Exercise directions -
Copy each line of the records that contains the word "affirmative".

Dataset items:
※ ※ ※
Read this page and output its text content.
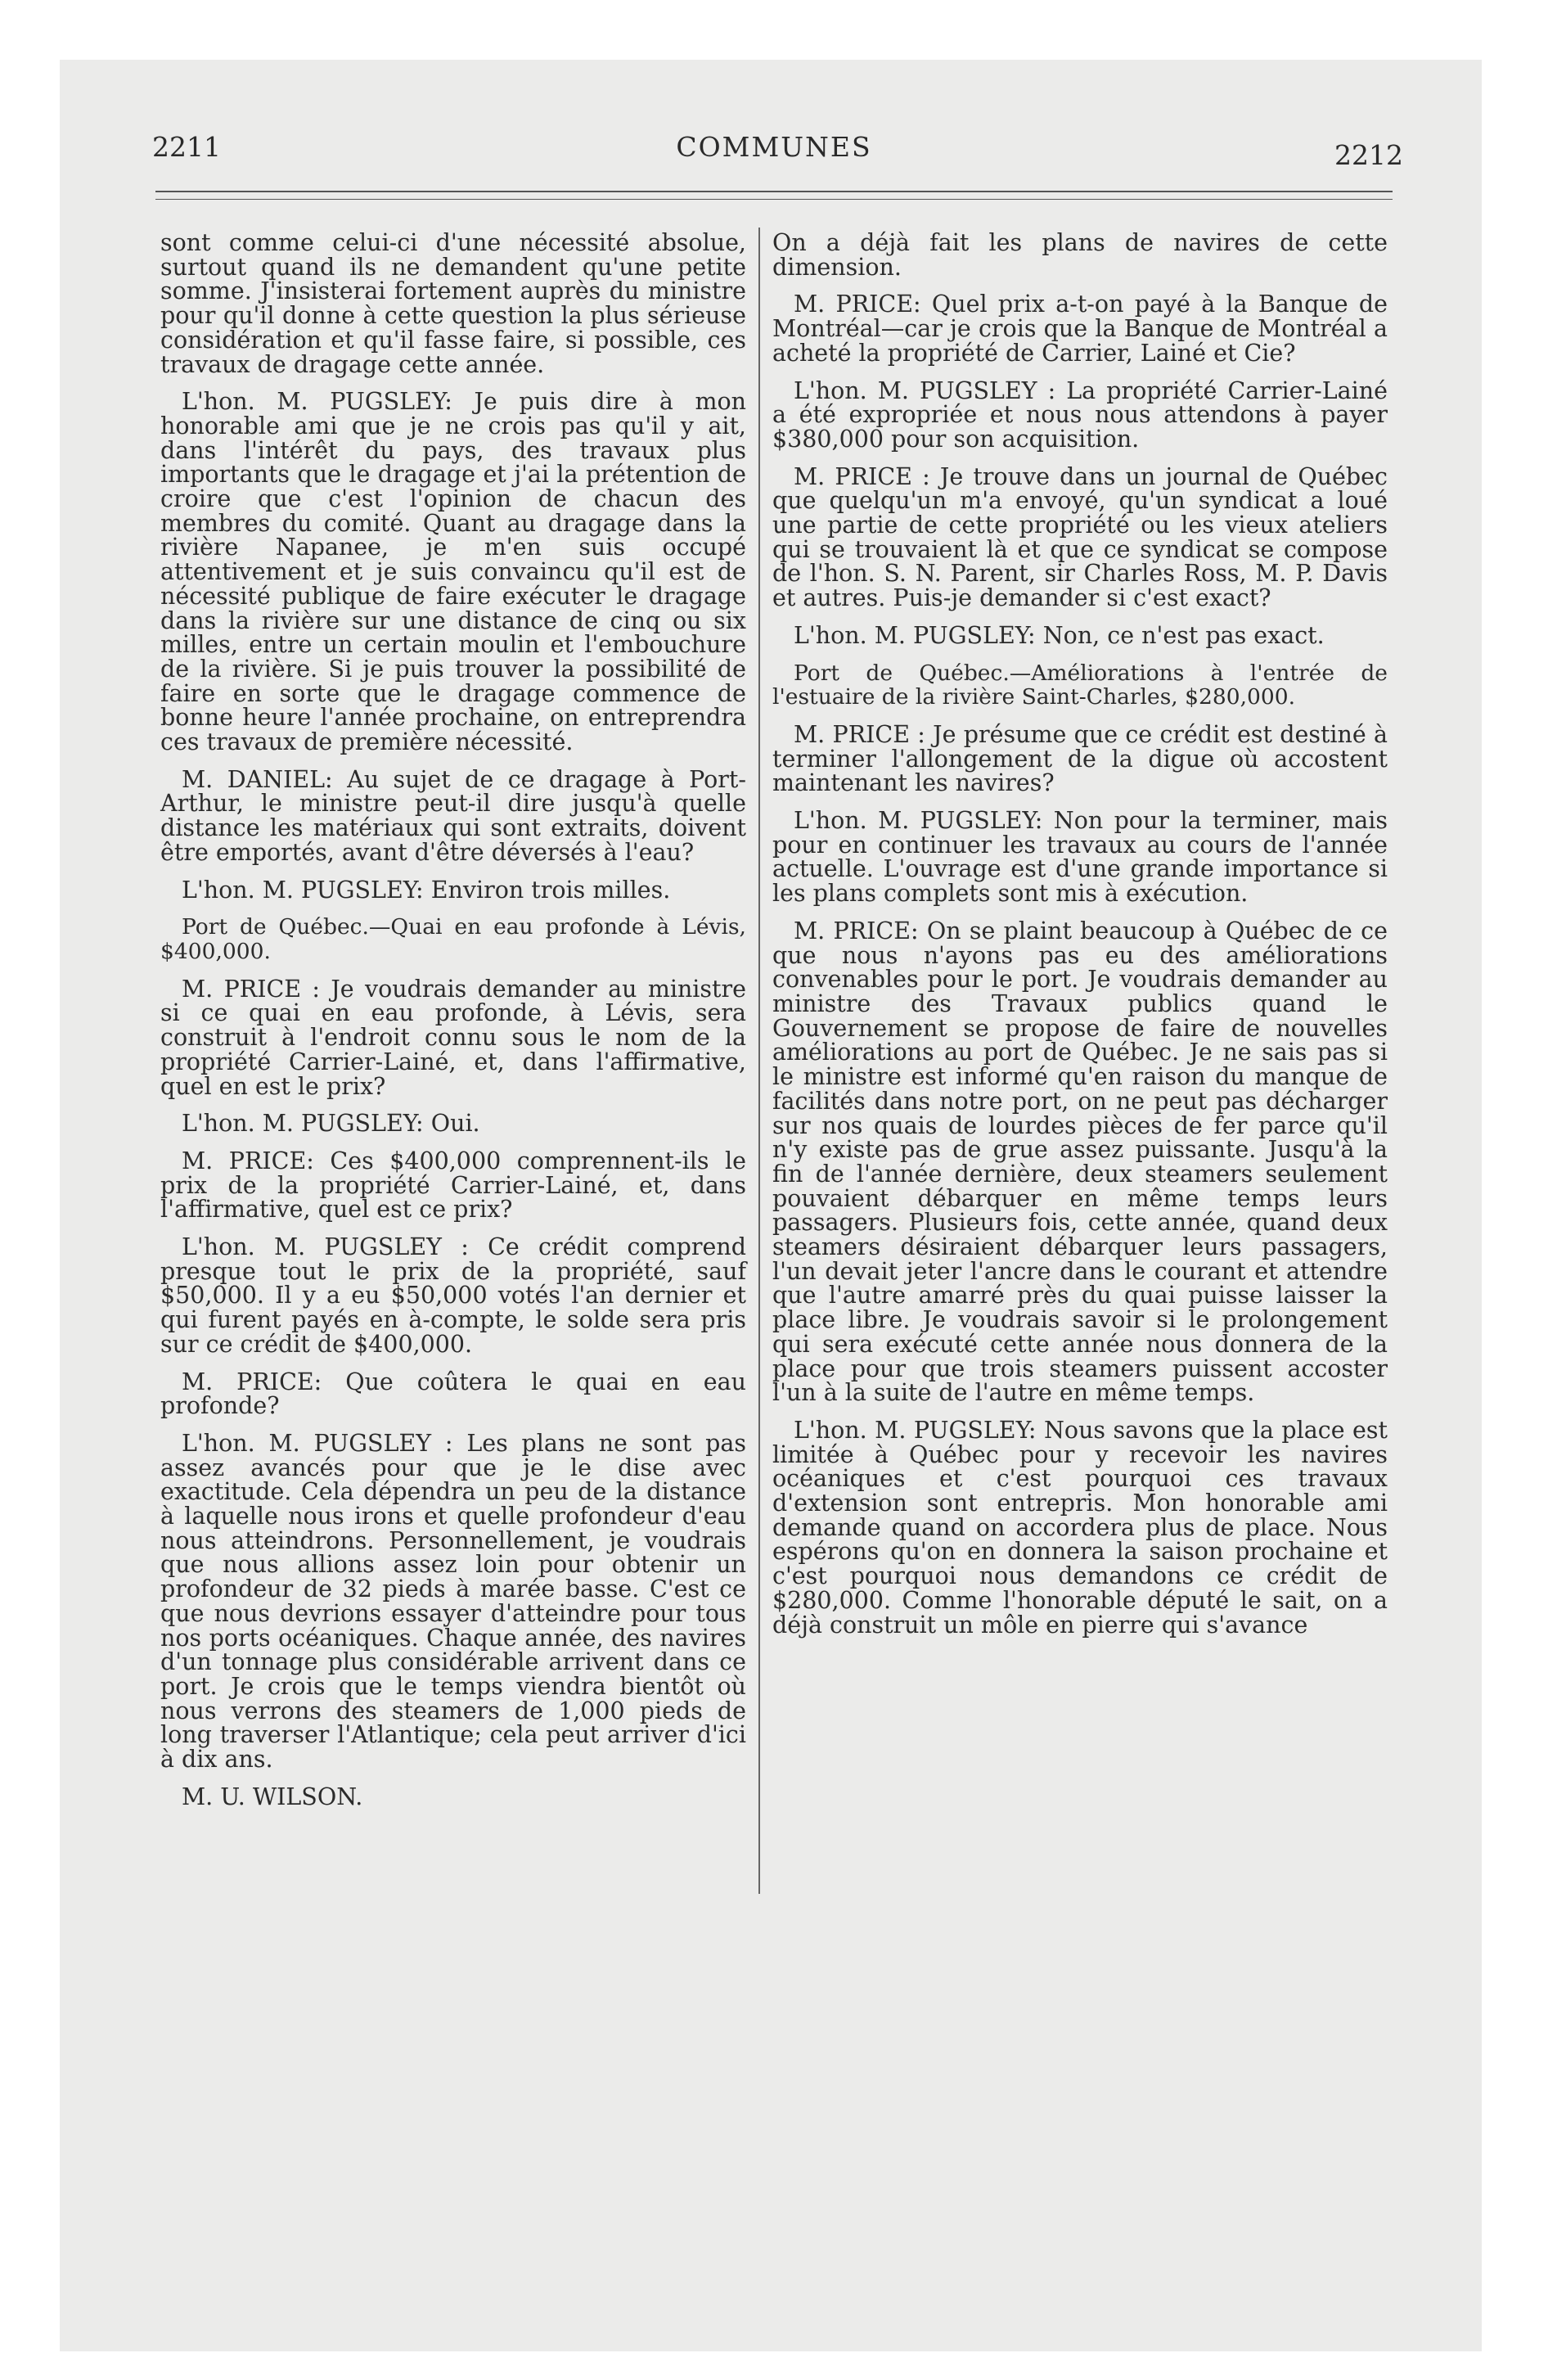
2211	COMMUNES	2212

sont comme celui-ci d'une nécessité absolue, surtout quand ils ne demandent qu'une petite somme. J'insisterai fortement auprès du ministre pour qu'il donne à cette question la plus sérieuse considération et qu'il fasse faire, si possible, ces travaux de dragage cette année.

L'hon. M. PUGSLEY: Je puis dire à mon honorable ami que je ne crois pas qu'il y ait, dans l'intérêt du pays, des travaux plus importants que le dragage et j'ai la prétention de croire que c'est l'opinion de chacun des membres du comité. Quant au dragage dans la rivière Napanee, je m'en suis occupé attentivement et je suis convaincu qu'il est de nécessité publique de faire exécuter le dragage dans la rivière sur une distance de cinq ou six milles, entre un certain moulin et l'embouchure de la rivière. Si je puis trouver la possibilité de faire en sorte que le dragage commence de bonne heure l'année prochaine, on entreprendra ces travaux de première nécessité.

M. DANIEL: Au sujet de ce dragage à Port-Arthur, le ministre peut-il dire jusqu'à quelle distance les matériaux qui sont extraits, doivent être emportés, avant d'être déversés à l'eau?

L'hon. M. PUGSLEY: Environ trois milles.

Port de Québec.—Quai en eau profonde à Lévis, $400,000.

M. PRICE : Je voudrais demander au ministre si ce quai en eau profonde, à Lévis, sera construit à l'endroit connu sous le nom de la propriété Carrier-Lainé, et, dans l'affirmative, quel en est le prix?

L'hon. M. PUGSLEY: Oui.

M. PRICE: Ces $400,000 comprennent-ils le prix de la propriété Carrier-Lainé, et, dans l'affirmative, quel est ce prix?

L'hon. M. PUGSLEY : Ce crédit comprend presque tout le prix de la propriété, sauf $50,000. Il y a eu $50,000 votés l'an dernier et qui furent payés en à-compte, le solde sera pris sur ce crédit de $400,000.

M. PRICE: Que coûtera le quai en eau profonde?

L'hon. M. PUGSLEY : Les plans ne sont pas assez avancés pour que je le dise avec exactitude. Cela dépendra un peu de la distance à laquelle nous irons et quelle profondeur d'eau nous atteindrons. Personnellement, je voudrais que nous allions assez loin pour obtenir un profondeur de 32 pieds à marée basse. C'est ce que nous devrions essayer d'atteindre pour tous nos ports océaniques. Chaque année, des navires d'un tonnage plus considérable arrivent dans ce port. Je crois que le temps viendra bientôt où nous verrons des steamers de 1,000 pieds de long traverser l'Atlantique; cela peut arriver d'ici à dix ans.

M. U. WILSON.

On a déjà fait les plans de navires de cette dimension.

M. PRICE: Quel prix a-t-on payé à la Banque de Montréal—car je crois que la Banque de Montréal a acheté la propriété de Carrier, Lainé et Cie?

L'hon. M. PUGSLEY : La propriété Carrier-Lainé a été expropriée et nous nous attendons à payer $380,000 pour son acquisition.

M. PRICE : Je trouve dans un journal de Québec que quelqu'un m'a envoyé, qu'un syndicat a loué une partie de cette propriété ou les vieux ateliers qui se trouvaient là et que ce syndicat se compose de l'hon. S. N. Parent, sir Charles Ross, M. P. Davis et autres. Puis-je demander si c'est exact?

L'hon. M. PUGSLEY: Non, ce n'est pas exact.

Port de Québec.—Améliorations à l'entrée de l'estuaire de la rivière Saint-Charles, $280,000.

M. PRICE : Je présume que ce crédit est destiné à terminer l'allongement de la digue où accostent maintenant les navires?

L'hon. M. PUGSLEY: Non pour la terminer, mais pour en continuer les travaux au cours de l'année actuelle. L'ouvrage est d'une grande importance si les plans complets sont mis à exécution.

M. PRICE: On se plaint beaucoup à Québec de ce que nous n'ayons pas eu des améliorations convenables pour le port. Je voudrais demander au ministre des Travaux publics quand le Gouvernement se propose de faire de nouvelles améliorations au port de Québec. Je ne sais pas si le ministre est informé qu'en raison du manque de facilités dans notre port, on ne peut pas décharger sur nos quais de lourdes pièces de fer parce qu'il n'y existe pas de grue assez puissante. Jusqu'à la fin de l'année dernière, deux steamers seulement pouvaient débarquer en même temps leurs passagers. Plusieurs fois, cette année, quand deux steamers désiraient débarquer leurs passagers, l'un devait jeter l'ancre dans le courant et attendre que l'autre amarré près du quai puisse laisser la place libre. Je voudrais savoir si le prolongement qui sera exécuté cette année nous donnera de la place pour que trois steamers puissent accoster l'un à la suite de l'autre en même temps.

L'hon. M. PUGSLEY: Nous savons que la place est limitée à Québec pour y recevoir les navires océaniques et c'est pourquoi ces travaux d'extension sont entrepris. Mon honorable ami demande quand on accordera plus de place. Nous espérons qu'on en donnera la saison prochaine et c'est pourquoi nous demandons ce crédit de $280,000. Comme l'honorable député le sait, on a déjà construit un môle en pierre qui s'avance
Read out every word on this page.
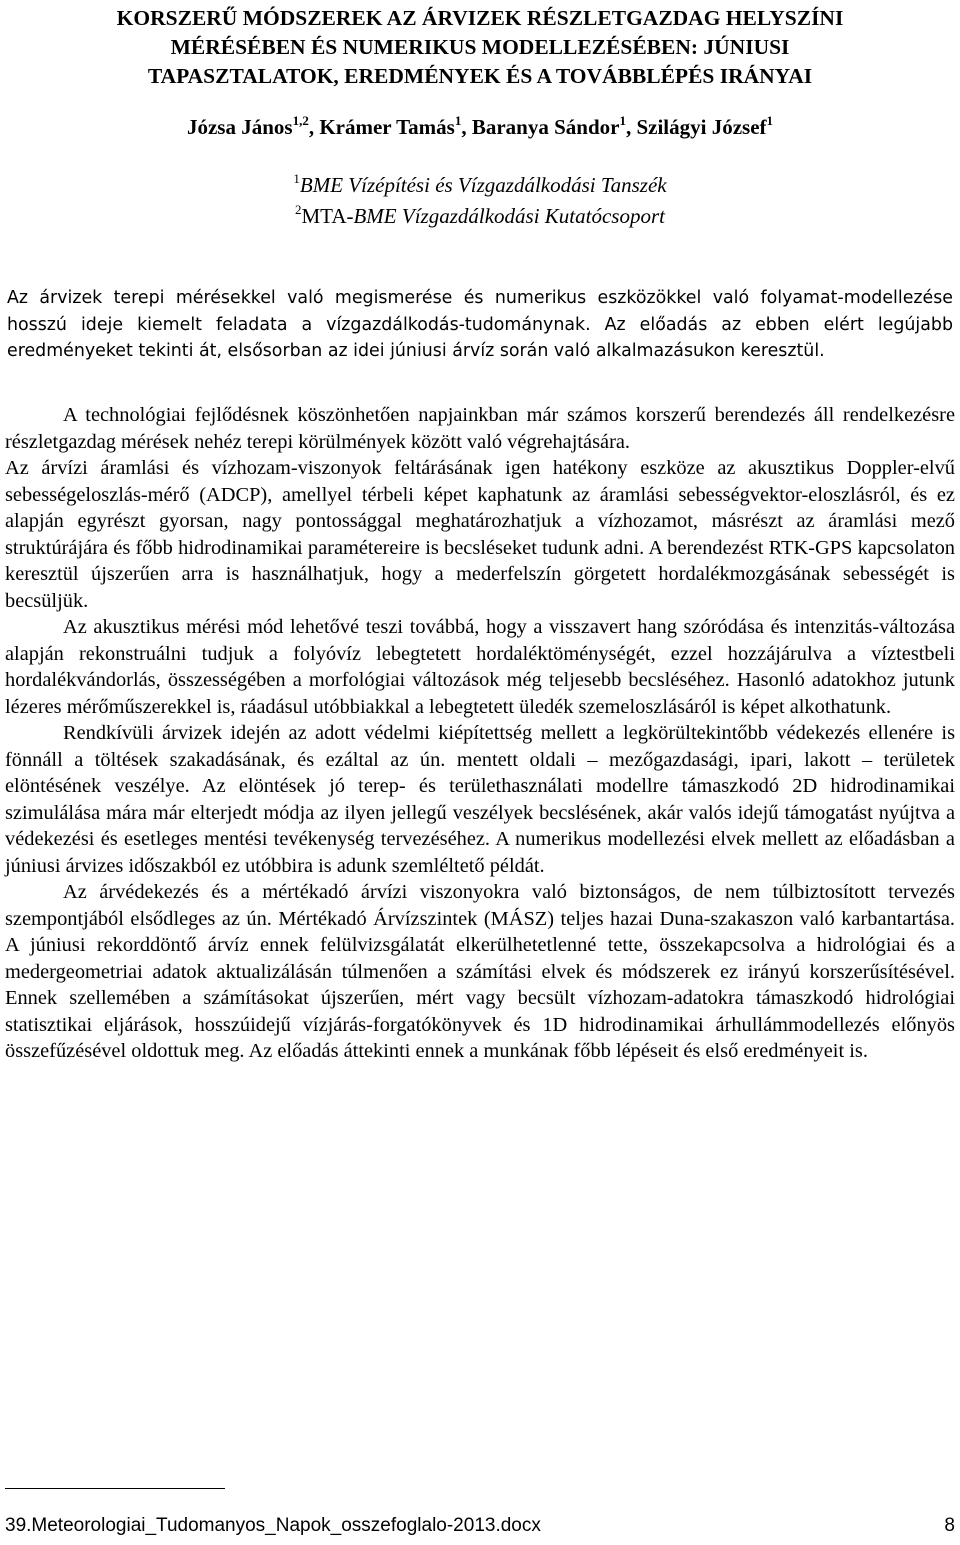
KORSZERŰ MÓDSZEREK AZ ÁRVIZEK RÉSZLETGAZDAG HELYSZÍNI
MÉRÉSÉBEN ÉS NUMERIKUS MODELLEZÉSÉBEN: JÚNIUSI
TAPASZTALATOK, EREDMÉNYEK ÉS A TOVÁBBLÉPÉS IRÁNYAI
Józsa János$^{1,2}$, Krámer Tamás$^1$, Baranya Sándor$^1$, Szilágyi József$^1$
$^1$BME Vízépítési és Vízgazdálkodási Tanszék
$^2$MTA-BME Vízgazdálkodási Kutatócsoport

Az árvizek terepi mérésekkel való megismerése és numerikus eszközökkel való folyamat-modellezése hosszú ideje kiemelt feladata a vízgazdálkodás-tudománynak. Az előadás az ebben elért legújabb eredményeket tekinti át, elsősorban az idei júniusi árvíz során való alkalmazásukon keresztül.

A technológiai fejlődésnek köszönhetően napjainkban már számos korszerű berendezés áll rendelkezésre részletgazdag mérések nehéz terepi körülmények között való végrehajtására.

Az árvízi áramlási és vízhozam-viszonyok feltárásának igen hatékony eszköze az akusztikus Doppler-elvű sebességeloszlás-mérő (ADCP), amellyel térbeli képet kaphatunk az áramlási sebességvektor-eloszlásról, és ez alapján egyrészt gyorsan, nagy pontossággal meghatározhatjuk a vízhozamot, másrészt az áramlási mező struktúrájára és főbb hidrodinamikai paramétereire is becsléseket tudunk adni. A berendezést RTK-GPS kapcsolaton keresztül újszerűen arra is használhatjuk, hogy a mederfelszín görgetett hordalékmozgásának sebességét is becsüljük.

Az akusztikus mérési mód lehetővé teszi továbbá, hogy a visszavert hang szóródása és intenzitás-változása alapján rekonstruálni tudjuk a folyóvíz lebegtetett hordaléktöménységét, ezzel hozzájárulva a víztestbeli hordalékvándorlás, összességében a morfológiai változások még teljesebb becsléséhez. Hasonló adatokhoz jutunk lézeres mérőműszerekkel is, ráadásul utóbbiakkal a lebegtetett üledék szemeloszlásáról is képet alkothatunk.

Rendkívüli árvizek idején az adott védelmi kiépítettség mellett a legkörültekintőbb védekezés ellenére is fönnáll a töltések szakadásának, és ezáltal az ún. mentett oldali – mezőgazdasági, ipari, lakott – területek elöntésének veszélye. Az elöntések jó terep- és területhasználati modellre támaszkodó 2D hidrodinamikai szimulálása mára már elterjedt módja az ilyen jellegű veszélyek becslésének, akár valós idejű támogatást nyújtva a védekezési és esetleges mentési tevékenység tervezéséhez. A numerikus modellezési elvek mellett az előadásban a júniusi árvizes időszakból ez utóbbira is adunk szemléltető példát.

Az árvédekezés és a mértékadó árvízi viszonyokra való biztonságos, de nem túlbiztosított tervezés szempontjából elsődleges az ún. Mértékadó Árvízszintek (MÁSZ) teljes hazai Duna-szakaszon való karbantartása. A júniusi rekorddöntő árvíz ennek felülvizsgálatát elkerülhetetlenné tette, összekapcsolva a hidrológiai és a medergeometriai adatok aktualizálásán túlmenően a számítási elvek és módszerek ez irányú korszerűsítésével. Ennek szellemében a számításokat újszerűen, mért vagy becsült vízhozam-adatokra támaszkodó hidrológiai statisztikai eljárások, hosszúidejű vízjárás-forgatókönyvek és 1D hidrodinamikai árhullámmodellezés előnyös összefűzésével oldottuk meg. Az előadás áttekinti ennek a munkának főbb lépéseit és első eredményeit is.

39.Meteorologiai_Tudomanyos_Napok_osszefoglalo-2013.docx	8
※ ※ ※
Problem solution -
M. PRICE : Je voudrais demander au ministre si ce quai en eau profonde, à Lévis, sera construit à l'endroit connu sous le nom de la propriété Carrier-Lainé, et, dans l'affirmative, quel en est le prix?
M. PRICE: Ces $400,000 comprennent-ils le prix de la propriété Carrier-Lainé, et, dans l'affirmative, quel est ce prix?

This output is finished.